(What is being asked): Send each entry back exactly as given, pictures excluded.

— BEGIN Data for the task —

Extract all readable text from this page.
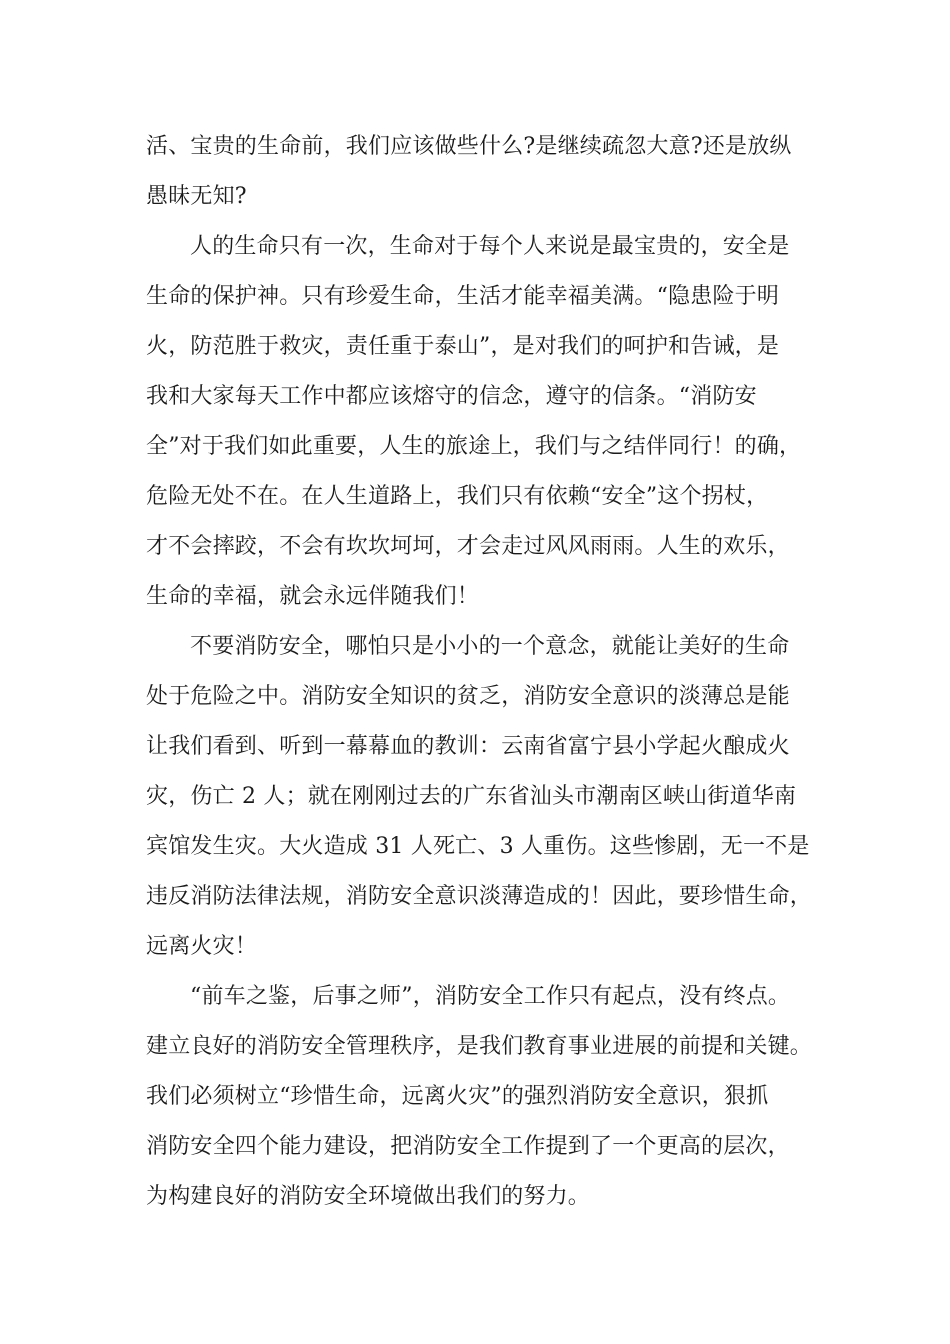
活、宝贵的生命前，我们应该做些什么?是继续疏忽大意?还是放纵
愚昧无知?
人的生命只有一次，生命对于每个人来说是最宝贵的，安全是
生命的保护神。只有珍爱生命，生活才能幸福美满。“隐患险于明
火，防范胜于救灾，责任重于泰山”，是对我们的呵护和告诫，是
我和大家每天工作中都应该熔守的信念，遵守的信条。“消防安
全”对于我们如此重要，人生的旅途上，我们与之结伴同行！的确，
危险无处不在。在人生道路上，我们只有依赖“安全”这个拐杖，
才不会摔跤，不会有坎坎坷坷，才会走过风风雨雨。人生的欢乐，
生命的幸福，就会永远伴随我们！
不要消防安全，哪怕只是小小的一个意念，就能让美好的生命
处于危险之中。消防安全知识的贫乏，消防安全意识的淡薄总是能
让我们看到、听到一幕幕血的教训：云南省富宁县小学起火酿成火
灾，伤亡 2 人；就在刚刚过去的广东省汕头市潮南区峡山街道华南
宾馆发生灾。大火造成 31 人死亡、3 人重伤。这些惨剧，无一不是
违反消防法律法规，消防安全意识淡薄造成的！因此，要珍惜生命，
远离火灾！
“前车之鉴，后事之师”，消防安全工作只有起点，没有终点。
建立良好的消防安全管理秩序，是我们教育事业进展的前提和关键。
我们必须树立“珍惜生命，远离火灾”的强烈消防安全意识，狠抓
消防安全四个能力建设，把消防安全工作提到了一个更高的层次，
为构建良好的消防安全环境做出我们的努力。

— END Data for the task —

(Result of the exercise):
Extract all readable text from this page.
活、宝贵的生命前，我们应该做些什么?是继续疏忽大意?还是放纵
愚昧无知?
人的生命只有一次，生命对于每个人来说是最宝贵的，安全是
生命的保护神。只有珍爱生命，生活才能幸福美满。“隐患险于明
火，防范胜于救灾，责任重于泰山”，是对我们的呵护和告诫，是
我和大家每天工作中都应该熔守的信念，遵守的信条。“消防安
全”对于我们如此重要，人生的旅途上，我们与之结伴同行！的确，
危险无处不在。在人生道路上，我们只有依赖“安全”这个拐杖，
才不会摔跤，不会有坎坎坷坷，才会走过风风雨雨。人生的欢乐，
生命的幸福，就会永远伴随我们！
不要消防安全，哪怕只是小小的一个意念，就能让美好的生命
处于危险之中。消防安全知识的贫乏，消防安全意识的淡薄总是能
让我们看到、听到一幕幕血的教训：云南省富宁县小学起火酿成火
灾，伤亡 2 人；就在刚刚过去的广东省汕头市潮南区峡山街道华南
宾馆发生灾。大火造成 31 人死亡、3 人重伤。这些惨剧，无一不是
违反消防法律法规，消防安全意识淡薄造成的！因此，要珍惜生命，
远离火灾！
“前车之鉴，后事之师”，消防安全工作只有起点，没有终点。
建立良好的消防安全管理秩序，是我们教育事业进展的前提和关键。
我们必须树立“珍惜生命，远离火灾”的强烈消防安全意识，狠抓
消防安全四个能力建设，把消防安全工作提到了一个更高的层次，
为构建良好的消防安全环境做出我们的努力。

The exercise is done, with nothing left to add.